Objective |
Copy verbatim the lines from the one containing "- feature-description: 深度学习框架例如" through the one containing "- feature-frame-lock: 框页锁", including both.

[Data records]
_ _ _

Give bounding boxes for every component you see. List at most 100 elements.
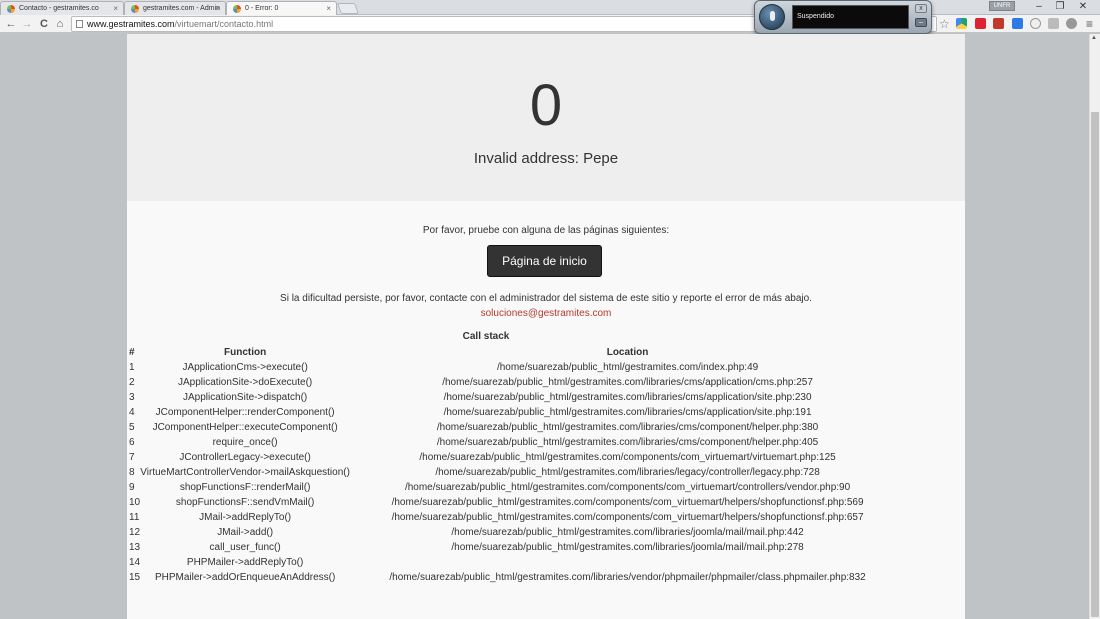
- table-row: 5 JComponentHelper::executeComponent() /ho…: [127, 420, 965, 435]
- new-tab-button[interactable]: [336, 3, 360, 14]
- url-host: www.gestramites.com: [87, 19, 175, 29]
- stack-location-cell: /home/suarezab/public_html/gestramites.c…: [496, 362, 759, 373]
- stack-number-cell: 10: [129, 497, 141, 508]
- voice-recognition-widget: Suspendido x –: [754, 0, 932, 34]
- suggestion-prompt: Por favor, pruebe con alguna de las pági…: [422, 225, 670, 236]
- column-header-number: #: [129, 347, 135, 358]
- table-row: 3 JApplicationSite->dispatch() /home/suare…: [127, 390, 965, 405]
- call-stack-table: # Function Location 1 JApplicationCms->ex…: [127, 345, 965, 585]
- tab-title: 0 - Error: 0: [245, 5, 279, 12]
- home-icon[interactable]: ⌂: [53, 17, 67, 31]
- forward-button[interactable]: →: [20, 17, 34, 31]
- table-row: 2 JApplicationSite->doExecute() /home/suar…: [127, 375, 965, 390]
- stack-function-cell: JMail->addReplyTo(): [199, 512, 292, 523]
- stack-location-cell: [350, 555, 965, 570]
- stack-location-cell: /home/suarezab/public_html/gestramites.c…: [451, 542, 804, 553]
- close-icon[interactable]: ×: [326, 4, 331, 13]
- stack-function-cell: shopFunctionsF::renderMail(): [179, 482, 311, 493]
- stack-location-cell: /home/suarezab/public_html/gestramites.c…: [389, 572, 866, 583]
- extension-grey-icon[interactable]: [1048, 18, 1059, 29]
- tab-admin[interactable]: gestramites.com - Admin ×: [124, 1, 226, 15]
- home-page-button[interactable]: Página de inicio: [487, 245, 602, 277]
- scrollbar-thumb[interactable]: [1091, 112, 1099, 617]
- dropbox-extension-icon[interactable]: [1012, 18, 1023, 29]
- close-icon[interactable]: ×: [215, 4, 220, 13]
- extension-red-icon[interactable]: [993, 18, 1004, 29]
- stack-function-cell: JApplicationSite->doExecute(): [178, 377, 313, 388]
- table-row: 6 require_once() /home/suarezab/public_htm…: [127, 435, 965, 450]
- error-message: Invalid address: Pepe: [473, 150, 619, 167]
- table-row: 13 call_user_func() /home/suarezab/public_…: [127, 540, 965, 555]
- chrome-menu-icon[interactable]: ≡: [1086, 17, 1093, 31]
- table-row: 9 shopFunctionsF::renderMail() /home/suare…: [127, 480, 965, 495]
- stack-function-cell: JApplicationSite->dispatch(): [183, 392, 308, 403]
- microphone-icon[interactable]: [759, 4, 785, 30]
- browser-tab-strip: Contacto - gestramites.co × gestramites.…: [0, 0, 1100, 15]
- stack-function-cell: JComponentHelper::executeComponent(): [152, 422, 338, 433]
- close-icon[interactable]: ×: [113, 4, 118, 13]
- stack-function-cell: call_user_func(): [209, 542, 281, 553]
- page-scrollbar[interactable]: ▲: [1089, 34, 1100, 619]
- stack-number-cell: 6: [129, 437, 135, 448]
- stack-location-cell: /home/suarezab/public_html/gestramites.c…: [404, 482, 851, 493]
- tab-error[interactable]: 0 - Error: 0 ×: [226, 1, 337, 15]
- stack-number-cell: 15: [129, 572, 141, 583]
- column-header-location: Location: [606, 347, 649, 358]
- table-row: 11 JMail->addReplyTo() /home/suarezab/publ…: [127, 510, 965, 525]
- call-stack-title: Call stack: [462, 331, 510, 342]
- stack-number-cell: 4: [129, 407, 135, 418]
- error-hero: 0 Invalid address: Pepe: [127, 34, 965, 201]
- reload-button[interactable]: C: [37, 17, 51, 31]
- page-icon: [76, 20, 83, 28]
- browser-toolbar: ← → C ⌂ www.gestramites.com/virtuemart/c…: [0, 15, 1100, 33]
- error-page: 0 Invalid address: Pepe Por favor, prueb…: [127, 34, 965, 619]
- stack-location-cell: /home/suarezab/public_html/gestramites.c…: [451, 527, 804, 538]
- cloud-extension-icon[interactable]: [1066, 18, 1077, 29]
- window-close-button[interactable]: ✕: [1068, 0, 1098, 14]
- url-path: /virtuemart/contacto.html: [174, 19, 274, 29]
- table-row: 12 JMail->add() /home/suarezab/public_html…: [127, 525, 965, 540]
- stack-function-cell: JControllerLegacy->execute(): [179, 452, 311, 463]
- stack-function-cell: require_once(): [212, 437, 278, 448]
- voice-close-button[interactable]: x: [915, 4, 927, 13]
- stack-location-cell: /home/suarezab/public_html/gestramites.c…: [391, 512, 864, 523]
- stack-number-cell: 14: [129, 557, 141, 568]
- stack-function-cell: JComponentHelper::renderComponent(): [155, 407, 335, 418]
- tab-title: gestramites.com - Admin: [143, 5, 221, 12]
- stack-number-cell: 3: [129, 392, 135, 403]
- voice-status: Suspendido: [792, 5, 909, 29]
- bookmark-star-icon[interactable]: ☆: [939, 17, 950, 31]
- joomla-icon: [131, 5, 139, 13]
- back-button[interactable]: ←: [4, 17, 18, 31]
- stack-location-cell: /home/suarezab/public_html/gestramites.c…: [442, 377, 813, 388]
- stack-number-cell: 11: [129, 512, 140, 523]
- table-row: 14 PHPMailer->addReplyTo(): [127, 555, 965, 570]
- drive-extension-icon[interactable]: [956, 18, 967, 29]
- stack-number-cell: 5: [129, 422, 135, 433]
- voice-minimize-button[interactable]: –: [915, 18, 927, 27]
- table-row: 1 JApplicationCms->execute() /home/suareza…: [127, 360, 965, 375]
- stack-location-cell: /home/suarezab/public_html/gestramites.c…: [436, 437, 819, 448]
- table-row: 4 JComponentHelper::renderComponent() /hom…: [127, 405, 965, 420]
- admin-email-link[interactable]: soluciones@gestramites.com: [127, 308, 965, 319]
- table-row: 15 PHPMailer->addOrEnqueueAnAddress() /hom…: [127, 570, 965, 585]
- tab-contacto[interactable]: Contacto - gestramites.co ×: [0, 1, 124, 15]
- table-row: 8 VirtueMartControllerVendor->mailAskques…: [127, 465, 965, 480]
- stack-location-cell: /home/suarezab/public_html/gestramites.c…: [435, 467, 820, 478]
- extension-circle-icon[interactable]: [1030, 18, 1041, 29]
- stack-function-cell: VirtueMartControllerVendor->mailAskquest…: [140, 467, 350, 478]
- stack-function-cell: JApplicationCms->execute(): [182, 362, 308, 373]
- stack-number-cell: 13: [129, 542, 141, 553]
- table-header-row: # Function Location: [127, 345, 965, 360]
- stack-number-cell: 12: [129, 527, 141, 538]
- stack-function-cell: JMail->add(): [217, 527, 274, 538]
- user-profile-chip[interactable]: UNFR: [989, 1, 1015, 11]
- pdf-extension-icon[interactable]: [975, 18, 986, 29]
- stack-number-cell: 1: [129, 362, 135, 373]
- stack-location-cell: /home/suarezab/public_html/gestramites.c…: [443, 392, 812, 403]
- scroll-up-arrow-icon[interactable]: ▲: [1091, 35, 1097, 41]
- stack-function-cell: shopFunctionsF::sendVmMail(): [175, 497, 315, 508]
- table-row: 10 shopFunctionsF::sendVmMail() /home/suar…: [127, 495, 965, 510]
- column-header-function: Function: [224, 347, 267, 358]
- joomla-icon: [233, 5, 241, 13]
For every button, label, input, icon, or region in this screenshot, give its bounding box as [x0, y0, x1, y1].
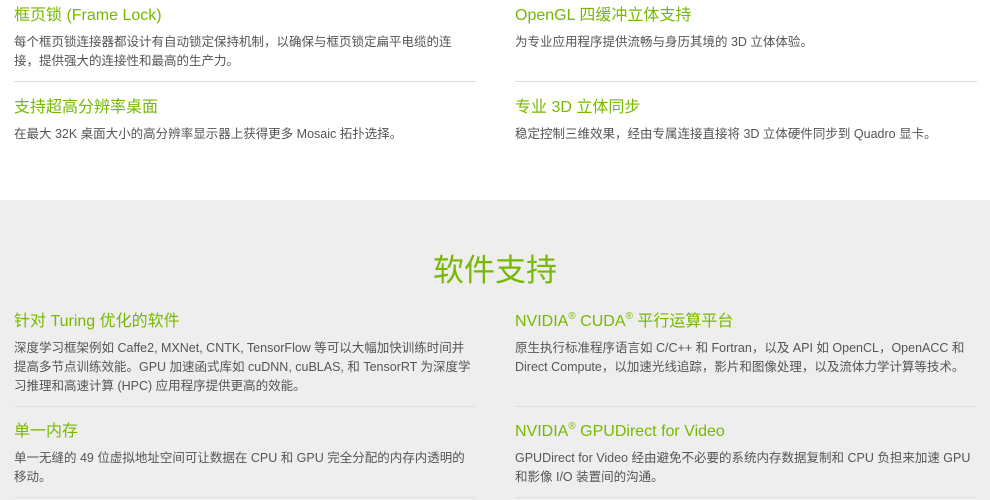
- feature-description: 深度学习框架例如 Caffe2, MXNet, CNTK, TensorFlow…: [14, 341, 471, 393]
- registered-mark: ®: [625, 311, 633, 322]
- title-suffix: 平行运算平台: [632, 313, 734, 330]
- feature-divider: [515, 406, 977, 407]
- title-product: CUDA: [575, 313, 626, 330]
- feature-description: GPUDirect for Video 经由避免不必要的系统内存数据复制和 CP…: [515, 451, 971, 484]
- feature-title: 专业 3D 立体同步: [515, 99, 641, 116]
- feature-description: 每个框页锁连接器都设计有自动锁定保持机制，以确保与框页锁定扁平电缆的连接，提供强…: [14, 35, 452, 68]
- feature-divider: [515, 81, 977, 82]
- feature-title: NVIDIA® GPUDirect for Video: [515, 422, 977, 442]
- title-brand: NVIDIA: [515, 423, 569, 440]
- registered-mark: ®: [568, 311, 576, 322]
- feature-high-res-desktop: 支持超高分辨率桌面 在最大 32K 桌面大小的高分辨率显示器上获得更多 Mosa…: [14, 98, 476, 144]
- feature-title: NVIDIA® CUDA® 平行运算平台: [515, 312, 977, 332]
- feature-description: 原生执行标准程序语言如 C/C++ 和 Fortran，以及 API 如 Ope…: [515, 341, 965, 374]
- feature-description: 单一无缝的 49 位虚拟地址空间可让数据在 CPU 和 GPU 完全分配的内存内…: [14, 451, 465, 484]
- software-support-section: 软件支持 针对 Turing 优化的软件 深度学习框架例如 Caffe2, MX…: [0, 200, 990, 500]
- feature-title: OpenGL 四缓冲立体支持: [515, 7, 692, 24]
- feature-title: 框页锁 (Frame Lock): [14, 7, 162, 24]
- feature-turing-software: 针对 Turing 优化的软件 深度学习框架例如 Caffe2, MXNet, …: [14, 312, 476, 396]
- hardware-features-section: 框页锁 (Frame Lock) 每个框页锁连接器都设计有自动锁定保持机制，以确…: [0, 0, 990, 200]
- feature-description: 为专业应用程序提供流畅与身历其境的 3D 立体体验。: [515, 35, 813, 49]
- section-title: 软件支持: [433, 253, 557, 288]
- feature-title: 单一内存: [14, 423, 79, 440]
- feature-opengl-quad-buffer: OpenGL 四缓冲立体支持 为专业应用程序提供流畅与身历其境的 3D 立体体验…: [515, 6, 977, 52]
- feature-3d-stereo-sync: 专业 3D 立体同步 稳定控制三维效果，经由专属连接直接将 3D 立体硬件同步到…: [515, 98, 977, 144]
- feature-unified-memory: 单一内存 单一无缝的 49 位虚拟地址空间可让数据在 CPU 和 GPU 完全分…: [14, 422, 476, 487]
- registered-mark: ®: [568, 421, 576, 432]
- feature-divider: [14, 497, 476, 498]
- feature-divider: [14, 406, 476, 407]
- title-suffix: GPUDirect for Video: [575, 423, 725, 440]
- feature-title: 支持超高分辨率桌面: [14, 99, 159, 116]
- feature-frame-lock: 框页锁 (Frame Lock) 每个框页锁连接器都设计有自动锁定保持机制，以确…: [14, 6, 476, 71]
- feature-description: 在最大 32K 桌面大小的高分辨率显示器上获得更多 Mosaic 拓扑选择。: [14, 127, 403, 141]
- feature-title: 针对 Turing 优化的软件: [14, 313, 180, 330]
- feature-divider: [14, 81, 476, 82]
- feature-cuda-platform: NVIDIA® CUDA® 平行运算平台 原生执行标准程序语言如 C/C++ 和…: [515, 312, 977, 377]
- feature-divider: [515, 497, 977, 498]
- feature-description: 稳定控制三维效果，经由专属连接直接将 3D 立体硬件同步到 Quadro 显卡。: [515, 127, 937, 141]
- feature-gpudirect-video: NVIDIA® GPUDirect for Video GPUDirect fo…: [515, 422, 977, 487]
- title-brand: NVIDIA: [515, 313, 569, 330]
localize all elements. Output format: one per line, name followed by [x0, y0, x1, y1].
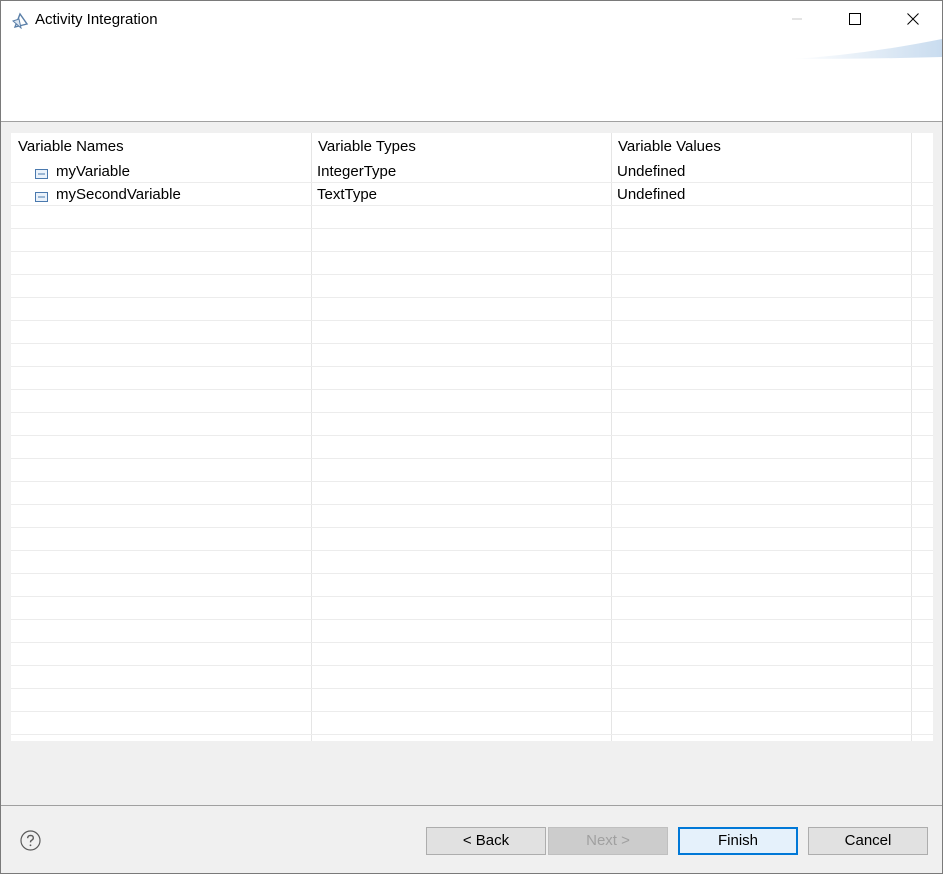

_ _ _

Solution below |
- feature-description: 深度学习框架例如 Caffe2, MXNet, CNTK, TensorFlow…: [14, 341, 471, 393]
- registered-mark: ®: [625, 311, 633, 322]
- title-suffix: 平行运算平台: [632, 313, 734, 330]
- feature-divider: [515, 406, 977, 407]
- title-product: CUDA: [575, 313, 626, 330]
- feature-description: GPUDirect for Video 经由避免不必要的系统内存数据复制和 CP…: [515, 451, 971, 484]
- feature-title: 专业 3D 立体同步: [515, 99, 641, 116]
- feature-description: 每个框页锁连接器都设计有自动锁定保持机制，以确保与框页锁定扁平电缆的连接，提供强…: [14, 35, 452, 68]
- feature-divider: [515, 81, 977, 82]
- feature-title: NVIDIA® GPUDirect for Video: [515, 422, 977, 442]
- title-brand: NVIDIA: [515, 423, 569, 440]
- registered-mark: ®: [568, 311, 576, 322]
- feature-high-res-desktop: 支持超高分辨率桌面 在最大 32K 桌面大小的高分辨率显示器上获得更多 Mosa…: [14, 98, 476, 144]
- feature-title: NVIDIA® CUDA® 平行运算平台: [515, 312, 977, 332]
- feature-description: 原生执行标准程序语言如 C/C++ 和 Fortran，以及 API 如 Ope…: [515, 341, 965, 374]
- feature-description: 单一无缝的 49 位虚拟地址空间可让数据在 CPU 和 GPU 完全分配的内存内…: [14, 451, 465, 484]
- software-support-section: 软件支持 针对 Turing 优化的软件 深度学习框架例如 Caffe2, MX…: [0, 200, 990, 500]
- feature-title: OpenGL 四缓冲立体支持: [515, 7, 692, 24]
- feature-title: 框页锁 (Frame Lock): [14, 7, 162, 24]
- feature-turing-software: 针对 Turing 优化的软件 深度学习框架例如 Caffe2, MXNet, …: [14, 312, 476, 396]
- hardware-features-section: 框页锁 (Frame Lock) 每个框页锁连接器都设计有自动锁定保持机制，以确…: [0, 0, 990, 200]
- feature-description: 为专业应用程序提供流畅与身历其境的 3D 立体体验。: [515, 35, 813, 49]
- section-title: 软件支持: [433, 253, 557, 288]
- feature-title: 单一内存: [14, 423, 79, 440]
- feature-opengl-quad-buffer: OpenGL 四缓冲立体支持 为专业应用程序提供流畅与身历其境的 3D 立体体验…: [515, 6, 977, 52]
- feature-3d-stereo-sync: 专业 3D 立体同步 稳定控制三维效果，经由专属连接直接将 3D 立体硬件同步到…: [515, 98, 977, 144]
- feature-unified-memory: 单一内存 单一无缝的 49 位虚拟地址空间可让数据在 CPU 和 GPU 完全分…: [14, 422, 476, 487]
- registered-mark: ®: [568, 421, 576, 432]
- feature-divider: [14, 497, 476, 498]
- feature-divider: [14, 406, 476, 407]
- title-suffix: GPUDirect for Video: [575, 423, 725, 440]
- feature-title: 支持超高分辨率桌面: [14, 99, 159, 116]
- feature-frame-lock: 框页锁 (Frame Lock) 每个框页锁连接器都设计有自动锁定保持机制，以确…: [14, 6, 476, 71]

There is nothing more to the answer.